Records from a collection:

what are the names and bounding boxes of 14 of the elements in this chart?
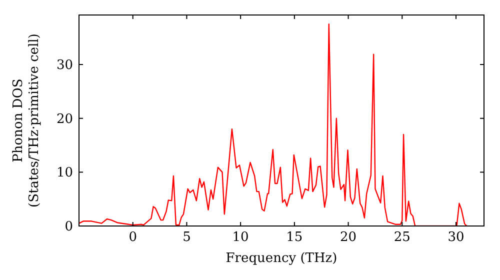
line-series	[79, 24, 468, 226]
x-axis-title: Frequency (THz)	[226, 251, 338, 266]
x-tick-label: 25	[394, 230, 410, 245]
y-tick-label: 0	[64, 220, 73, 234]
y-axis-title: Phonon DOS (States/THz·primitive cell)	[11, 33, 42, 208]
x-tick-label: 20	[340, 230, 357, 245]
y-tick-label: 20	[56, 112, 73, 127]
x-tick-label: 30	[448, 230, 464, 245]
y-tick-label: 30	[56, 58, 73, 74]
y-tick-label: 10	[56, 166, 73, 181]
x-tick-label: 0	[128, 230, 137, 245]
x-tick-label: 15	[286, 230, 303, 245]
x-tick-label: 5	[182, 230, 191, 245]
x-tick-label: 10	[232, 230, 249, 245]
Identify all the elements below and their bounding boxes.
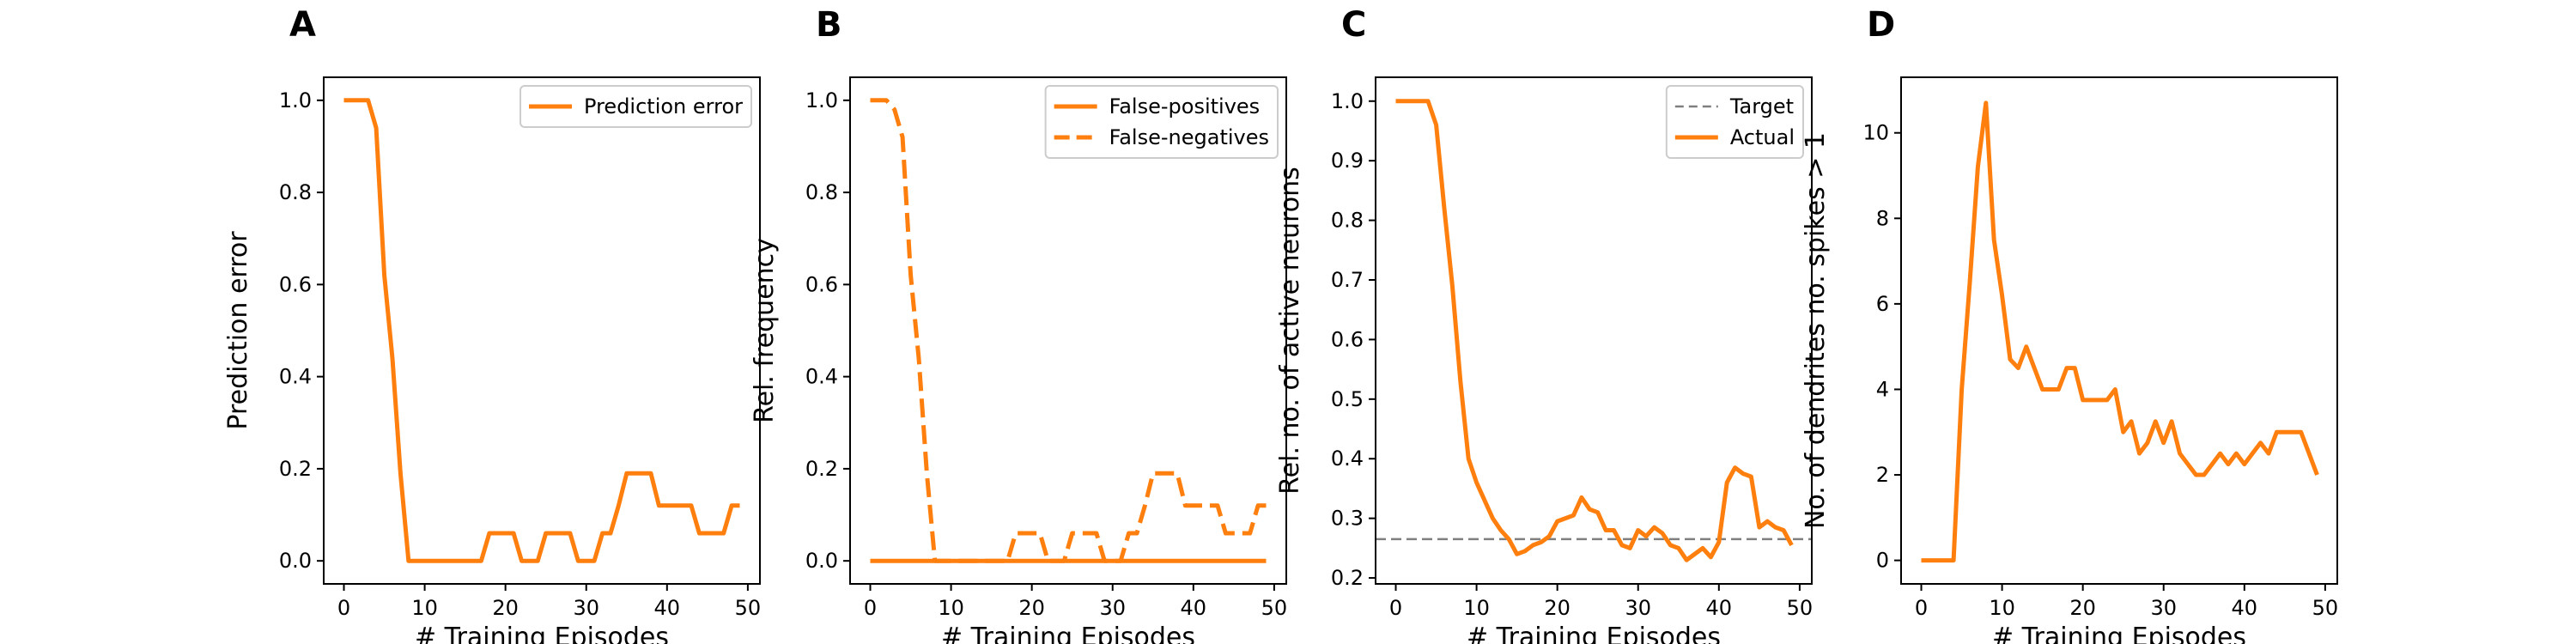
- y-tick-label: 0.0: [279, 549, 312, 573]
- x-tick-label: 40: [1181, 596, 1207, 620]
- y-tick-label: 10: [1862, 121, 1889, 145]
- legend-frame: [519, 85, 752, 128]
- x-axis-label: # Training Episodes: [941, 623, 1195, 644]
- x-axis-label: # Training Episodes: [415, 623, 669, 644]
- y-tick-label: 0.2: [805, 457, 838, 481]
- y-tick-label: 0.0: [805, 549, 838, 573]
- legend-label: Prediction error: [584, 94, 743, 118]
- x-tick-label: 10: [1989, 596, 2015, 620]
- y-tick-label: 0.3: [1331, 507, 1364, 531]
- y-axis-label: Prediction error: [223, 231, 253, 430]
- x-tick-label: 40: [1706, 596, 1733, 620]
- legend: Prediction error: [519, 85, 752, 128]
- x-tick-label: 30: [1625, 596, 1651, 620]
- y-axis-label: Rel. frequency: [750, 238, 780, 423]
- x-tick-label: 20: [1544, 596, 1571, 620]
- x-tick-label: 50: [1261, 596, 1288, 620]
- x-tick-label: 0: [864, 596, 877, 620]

• **What the exercise asks**
Return every line of the listing above word for word, leaving out the pictures.

• **Solution to this exercise**
what are the names and bounding boxes of 14 of the elements in this chart?
line-series	[79, 24, 468, 226]
x-axis-title: Frequency (THz)	[226, 251, 338, 266]
x-tick-label: 25	[394, 230, 410, 245]
y-tick-label: 0	[64, 220, 73, 234]
y-axis-title: Phonon DOS (States/THz·primitive cell)	[11, 33, 42, 208]
x-tick-label: 20	[340, 230, 357, 245]
y-tick-label: 20	[56, 112, 73, 127]
x-tick-label: 30	[448, 230, 464, 245]
y-tick-label: 30	[56, 58, 73, 74]
y-tick-label: 10	[56, 166, 73, 181]
x-tick-label: 0	[128, 230, 137, 245]
x-tick-label: 15	[286, 230, 303, 245]
x-tick-label: 5	[182, 230, 191, 245]
x-tick-label: 10	[232, 230, 249, 245]
Identify all the elements below and their bounding boxes.
- y-tick-label: 0.0: [279, 549, 312, 573]
- x-tick-label: 40: [1181, 596, 1207, 620]
- y-tick-label: 10: [1862, 121, 1889, 145]
- legend-frame: [519, 85, 752, 128]
- x-axis-label: # Training Episodes: [941, 623, 1195, 644]
- x-axis-label: # Training Episodes: [415, 623, 669, 644]
- y-tick-label: 0.2: [805, 457, 838, 481]
- y-tick-label: 0.0: [805, 549, 838, 573]
- legend-label: Prediction error: [584, 94, 743, 118]
- x-tick-label: 10: [1989, 596, 2015, 620]
- y-tick-label: 0.3: [1331, 507, 1364, 531]
- y-axis-label: Prediction error: [223, 231, 253, 430]
- x-tick-label: 40: [1706, 596, 1733, 620]
- legend: Prediction error: [519, 85, 752, 128]
- x-tick-label: 30: [1625, 596, 1651, 620]
- y-axis-label: Rel. frequency: [750, 238, 780, 423]
- x-tick-label: 20: [1544, 596, 1571, 620]
- x-tick-label: 50: [1261, 596, 1288, 620]
- x-tick-label: 0: [864, 596, 877, 620]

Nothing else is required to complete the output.